(The exercise): All entries are to be given again verbatim.

== Data entries ==

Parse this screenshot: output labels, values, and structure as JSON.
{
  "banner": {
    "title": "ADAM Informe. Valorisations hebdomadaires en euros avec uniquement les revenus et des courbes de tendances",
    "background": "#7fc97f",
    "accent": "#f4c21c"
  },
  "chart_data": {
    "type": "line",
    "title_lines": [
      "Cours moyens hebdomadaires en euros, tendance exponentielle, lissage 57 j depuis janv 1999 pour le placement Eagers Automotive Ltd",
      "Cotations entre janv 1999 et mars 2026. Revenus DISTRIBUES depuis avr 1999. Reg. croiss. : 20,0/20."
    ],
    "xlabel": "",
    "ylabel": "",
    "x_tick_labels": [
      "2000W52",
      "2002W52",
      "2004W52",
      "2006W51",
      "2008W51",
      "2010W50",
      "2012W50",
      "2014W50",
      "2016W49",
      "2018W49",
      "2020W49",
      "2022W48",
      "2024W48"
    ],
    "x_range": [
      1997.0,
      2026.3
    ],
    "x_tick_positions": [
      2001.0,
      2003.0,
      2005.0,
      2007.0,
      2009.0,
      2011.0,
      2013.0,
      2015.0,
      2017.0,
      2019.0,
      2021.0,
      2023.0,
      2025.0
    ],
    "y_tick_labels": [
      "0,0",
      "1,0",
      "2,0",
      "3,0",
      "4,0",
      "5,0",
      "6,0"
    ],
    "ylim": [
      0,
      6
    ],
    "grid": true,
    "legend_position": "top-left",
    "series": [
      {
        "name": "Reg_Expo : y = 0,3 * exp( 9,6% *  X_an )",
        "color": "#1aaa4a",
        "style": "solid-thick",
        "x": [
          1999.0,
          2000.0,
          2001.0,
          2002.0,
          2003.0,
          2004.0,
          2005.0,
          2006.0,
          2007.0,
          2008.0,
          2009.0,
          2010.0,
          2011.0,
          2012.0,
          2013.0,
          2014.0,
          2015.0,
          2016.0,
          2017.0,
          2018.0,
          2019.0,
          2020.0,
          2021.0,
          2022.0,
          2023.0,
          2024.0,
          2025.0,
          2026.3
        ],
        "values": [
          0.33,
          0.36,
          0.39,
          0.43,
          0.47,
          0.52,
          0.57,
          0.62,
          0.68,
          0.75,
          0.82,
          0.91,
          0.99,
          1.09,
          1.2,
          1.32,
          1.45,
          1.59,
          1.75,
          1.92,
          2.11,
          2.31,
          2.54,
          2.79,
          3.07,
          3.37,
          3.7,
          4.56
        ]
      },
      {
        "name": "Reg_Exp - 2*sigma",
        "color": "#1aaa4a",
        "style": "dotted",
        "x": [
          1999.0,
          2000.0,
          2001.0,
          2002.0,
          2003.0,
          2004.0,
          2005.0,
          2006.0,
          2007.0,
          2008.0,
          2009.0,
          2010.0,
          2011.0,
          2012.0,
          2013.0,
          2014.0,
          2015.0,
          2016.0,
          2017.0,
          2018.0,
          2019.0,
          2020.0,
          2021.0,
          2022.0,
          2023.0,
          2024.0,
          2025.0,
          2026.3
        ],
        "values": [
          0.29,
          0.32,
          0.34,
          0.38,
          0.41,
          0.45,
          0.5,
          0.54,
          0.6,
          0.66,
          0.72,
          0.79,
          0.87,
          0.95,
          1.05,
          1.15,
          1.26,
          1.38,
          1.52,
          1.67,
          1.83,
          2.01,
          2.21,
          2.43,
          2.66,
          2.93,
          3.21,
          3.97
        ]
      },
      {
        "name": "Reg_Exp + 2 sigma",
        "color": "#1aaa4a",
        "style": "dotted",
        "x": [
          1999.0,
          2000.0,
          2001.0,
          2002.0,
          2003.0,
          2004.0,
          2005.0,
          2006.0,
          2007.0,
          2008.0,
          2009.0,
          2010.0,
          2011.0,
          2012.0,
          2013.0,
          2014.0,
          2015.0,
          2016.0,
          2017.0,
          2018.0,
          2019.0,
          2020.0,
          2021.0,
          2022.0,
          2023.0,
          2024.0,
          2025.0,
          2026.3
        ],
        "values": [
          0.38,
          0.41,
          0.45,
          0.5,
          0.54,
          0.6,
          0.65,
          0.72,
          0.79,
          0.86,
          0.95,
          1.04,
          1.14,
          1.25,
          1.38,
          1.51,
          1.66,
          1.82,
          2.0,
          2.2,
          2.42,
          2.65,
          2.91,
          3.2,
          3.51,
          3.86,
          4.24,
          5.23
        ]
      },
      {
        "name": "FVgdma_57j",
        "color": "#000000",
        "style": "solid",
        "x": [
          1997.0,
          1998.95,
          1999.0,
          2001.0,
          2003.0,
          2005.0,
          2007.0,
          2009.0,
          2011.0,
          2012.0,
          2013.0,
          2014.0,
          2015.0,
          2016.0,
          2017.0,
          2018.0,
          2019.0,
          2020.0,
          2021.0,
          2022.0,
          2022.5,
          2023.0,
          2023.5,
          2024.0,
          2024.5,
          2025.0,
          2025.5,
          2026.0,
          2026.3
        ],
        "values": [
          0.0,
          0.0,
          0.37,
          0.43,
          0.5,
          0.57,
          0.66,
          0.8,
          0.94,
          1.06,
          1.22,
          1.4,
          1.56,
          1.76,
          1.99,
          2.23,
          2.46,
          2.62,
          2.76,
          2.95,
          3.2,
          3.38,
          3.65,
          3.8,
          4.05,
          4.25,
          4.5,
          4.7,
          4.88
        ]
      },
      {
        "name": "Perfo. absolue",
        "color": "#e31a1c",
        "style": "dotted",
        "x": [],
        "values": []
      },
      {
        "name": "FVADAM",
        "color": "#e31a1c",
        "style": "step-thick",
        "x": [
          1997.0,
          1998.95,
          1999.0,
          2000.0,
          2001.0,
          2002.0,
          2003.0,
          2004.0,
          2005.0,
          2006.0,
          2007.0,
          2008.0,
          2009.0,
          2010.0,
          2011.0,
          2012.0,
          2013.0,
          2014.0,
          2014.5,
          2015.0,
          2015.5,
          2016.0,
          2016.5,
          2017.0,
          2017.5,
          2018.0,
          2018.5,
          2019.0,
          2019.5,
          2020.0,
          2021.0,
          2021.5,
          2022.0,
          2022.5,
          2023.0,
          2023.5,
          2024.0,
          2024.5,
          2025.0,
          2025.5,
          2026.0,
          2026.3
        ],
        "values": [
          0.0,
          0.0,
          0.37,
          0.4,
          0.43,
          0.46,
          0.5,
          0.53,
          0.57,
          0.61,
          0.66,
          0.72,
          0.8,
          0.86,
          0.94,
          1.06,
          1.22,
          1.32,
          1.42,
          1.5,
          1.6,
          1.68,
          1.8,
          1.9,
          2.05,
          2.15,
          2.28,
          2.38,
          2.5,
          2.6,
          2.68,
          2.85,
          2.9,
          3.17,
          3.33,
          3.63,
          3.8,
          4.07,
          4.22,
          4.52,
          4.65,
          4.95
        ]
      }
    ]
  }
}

===

(The result):
Parse this screenshot: output labels, values, and structure as JSON.
{
  "banner": {
    "title": "ADAM Informe. Valorisations hebdomadaires en euros avec uniquement les revenus et des courbes de tendances",
    "background": "#7fc97f",
    "accent": "#f4c21c"
  },
  "chart_data": {
    "type": "line",
    "title_lines": [
      "Cours moyens hebdomadaires en euros, tendance exponentielle, lissage 57 j depuis janv 1999 pour le placement Eagers Automotive Ltd",
      "Cotations entre janv 1999 et mars 2026. Revenus DISTRIBUES depuis avr 1999. Reg. croiss. : 20,0/20."
    ],
    "xlabel": "",
    "ylabel": "",
    "x_tick_labels": [
      "2000W52",
      "2002W52",
      "2004W52",
      "2006W51",
      "2008W51",
      "2010W50",
      "2012W50",
      "2014W50",
      "2016W49",
      "2018W49",
      "2020W49",
      "2022W48",
      "2024W48"
    ],
    "x_range": [
      1997.0,
      2026.3
    ],
    "x_tick_positions": [
      2001.0,
      2003.0,
      2005.0,
      2007.0,
      2009.0,
      2011.0,
      2013.0,
      2015.0,
      2017.0,
      2019.0,
      2021.0,
      2023.0,
      2025.0
    ],
    "y_tick_labels": [
      "0,0",
      "1,0",
      "2,0",
      "3,0",
      "4,0",
      "5,0",
      "6,0"
    ],
    "ylim": [
      0,
      6
    ],
    "grid": true,
    "legend_position": "top-left",
    "series": [
      {
        "name": "Reg_Expo : y = 0,3 * exp( 9,6% *  X_an )",
        "color": "#1aaa4a",
        "style": "solid-thick",
        "x": [
          1999.0,
          2000.0,
          2001.0,
          2002.0,
          2003.0,
          2004.0,
          2005.0,
          2006.0,
          2007.0,
          2008.0,
          2009.0,
          2010.0,
          2011.0,
          2012.0,
          2013.0,
          2014.0,
          2015.0,
          2016.0,
          2017.0,
          2018.0,
          2019.0,
          2020.0,
          2021.0,
          2022.0,
          2023.0,
          2024.0,
          2025.0,
          2026.3
        ],
        "values": [
          0.33,
          0.36,
          0.39,
          0.43,
          0.47,
          0.52,
          0.57,
          0.62,
          0.68,
          0.75,
          0.82,
          0.91,
          0.99,
          1.09,
          1.2,
          1.32,
          1.45,
          1.59,
          1.75,
          1.92,
          2.11,
          2.31,
          2.54,
          2.79,
          3.07,
          3.37,
          3.7,
          4.56
        ]
      },
      {
        "name": "Reg_Exp - 2*sigma",
        "color": "#1aaa4a",
        "style": "dotted",
        "x": [
          1999.0,
          2000.0,
          2001.0,
          2002.0,
          2003.0,
          2004.0,
          2005.0,
          2006.0,
          2007.0,
          2008.0,
          2009.0,
          2010.0,
          2011.0,
          2012.0,
          2013.0,
          2014.0,
          2015.0,
          2016.0,
          2017.0,
          2018.0,
          2019.0,
          2020.0,
          2021.0,
          2022.0,
          2023.0,
          2024.0,
          2025.0,
          2026.3
        ],
        "values": [
          0.29,
          0.32,
          0.34,
          0.38,
          0.41,
          0.45,
          0.5,
          0.54,
          0.6,
          0.66,
          0.72,
          0.79,
          0.87,
          0.95,
          1.05,
          1.15,
          1.26,
          1.38,
          1.52,
          1.67,
          1.83,
          2.01,
          2.21,
          2.43,
          2.66,
          2.93,
          3.21,
          3.97
        ]
      },
      {
        "name": "Reg_Exp + 2 sigma",
        "color": "#1aaa4a",
        "style": "dotted",
        "x": [
          1999.0,
          2000.0,
          2001.0,
          2002.0,
          2003.0,
          2004.0,
          2005.0,
          2006.0,
          2007.0,
          2008.0,
          2009.0,
          2010.0,
          2011.0,
          2012.0,
          2013.0,
          2014.0,
          2015.0,
          2016.0,
          2017.0,
          2018.0,
          2019.0,
          2020.0,
          2021.0,
          2022.0,
          2023.0,
          2024.0,
          2025.0,
          2026.3
        ],
        "values": [
          0.38,
          0.41,
          0.45,
          0.5,
          0.54,
          0.6,
          0.65,
          0.72,
          0.79,
          0.86,
          0.95,
          1.04,
          1.14,
          1.25,
          1.38,
          1.51,
          1.66,
          1.82,
          2.0,
          2.2,
          2.42,
          2.65,
          2.91,
          3.2,
          3.51,
          3.86,
          4.24,
          5.23
        ]
      },
      {
        "name": "FVgdma_57j",
        "color": "#000000",
        "style": "solid",
        "x": [
          1997.0,
          1998.95,
          1999.0,
          2001.0,
          2003.0,
          2005.0,
          2007.0,
          2009.0,
          2011.0,
          2012.0,
          2013.0,
          2014.0,
          2015.0,
          2016.0,
          2017.0,
          2018.0,
          2019.0,
          2020.0,
          2021.0,
          2022.0,
          2022.5,
          2023.0,
          2023.5,
          2024.0,
          2024.5,
          2025.0,
          2025.5,
          2026.0,
          2026.3
        ],
        "values": [
          0.0,
          0.0,
          0.37,
          0.43,
          0.5,
          0.57,
          0.66,
          0.8,
          0.94,
          1.06,
          1.22,
          1.4,
          1.56,
          1.76,
          1.99,
          2.23,
          2.46,
          2.62,
          2.76,
          2.95,
          3.2,
          3.38,
          3.65,
          3.8,
          4.05,
          4.25,
          4.5,
          4.7,
          4.88
        ]
      },
      {
        "name": "Perfo. absolue",
        "color": "#e31a1c",
        "style": "dotted",
        "x": [],
        "values": []
      },
      {
        "name": "FVADAM",
        "color": "#e31a1c",
        "style": "step-thick",
        "x": [
          1997.0,
          1998.95,
          1999.0,
          2000.0,
          2001.0,
          2002.0,
          2003.0,
          2004.0,
          2005.0,
          2006.0,
          2007.0,
          2008.0,
          2009.0,
          2010.0,
          2011.0,
          2012.0,
          2013.0,
          2014.0,
          2014.5,
          2015.0,
          2015.5,
          2016.0,
          2016.5,
          2017.0,
          2017.5,
          2018.0,
          2018.5,
          2019.0,
          2019.5,
          2020.0,
          2021.0,
          2021.5,
          2022.0,
          2022.5,
          2023.0,
          2023.5,
          2024.0,
          2024.5,
          2025.0,
          2025.5,
          2026.0,
          2026.3
        ],
        "values": [
          0.0,
          0.0,
          0.37,
          0.4,
          0.43,
          0.46,
          0.5,
          0.53,
          0.57,
          0.61,
          0.66,
          0.72,
          0.8,
          0.86,
          0.94,
          1.06,
          1.22,
          1.32,
          1.42,
          1.5,
          1.6,
          1.68,
          1.8,
          1.9,
          2.05,
          2.15,
          2.28,
          2.38,
          2.5,
          2.6,
          2.68,
          2.85,
          2.9,
          3.17,
          3.33,
          3.63,
          3.8,
          4.07,
          4.22,
          4.52,
          4.65,
          4.95
        ]
      }
    ]
  }
}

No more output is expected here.